Stored data entries:

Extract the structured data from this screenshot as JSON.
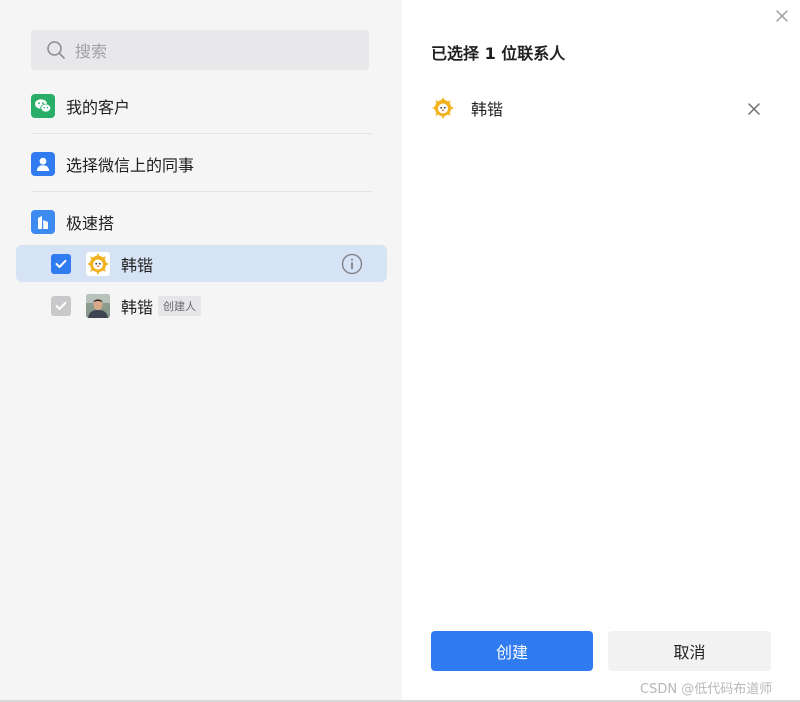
{
  "search": {
    "placeholder": "搜索"
  },
  "sections": {
    "customers": {
      "label": "我的客户"
    },
    "colleagues": {
      "label": "选择微信上的同事"
    },
    "org": {
      "label": "极速搭"
    }
  },
  "members": [
    {
      "name": "韩锴",
      "checked": true,
      "disabled": false,
      "tag": ""
    },
    {
      "name": "韩锴",
      "checked": true,
      "disabled": true,
      "tag": "创建人"
    }
  ],
  "right": {
    "title": "已选择 1 位联系人",
    "selected": [
      {
        "name": "韩锴"
      }
    ]
  },
  "buttons": {
    "create": "创建",
    "cancel": "取消"
  },
  "watermark": "CSDN @低代码布道师",
  "colors": {
    "accent": "#2f7bef",
    "wechat": "#2aae67",
    "contact": "#2f7bef",
    "org": "#3d8bf0"
  },
  "icons": {
    "search": "search-icon",
    "customers": "wechat-icon",
    "colleagues": "person-icon",
    "org": "building-icon",
    "close": "close-icon",
    "info": "info-icon"
  }
}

**YOUR OBJECTIVE**
Provide only the count of lines in the data above that include the string "label".

**FINAL RESULT**
3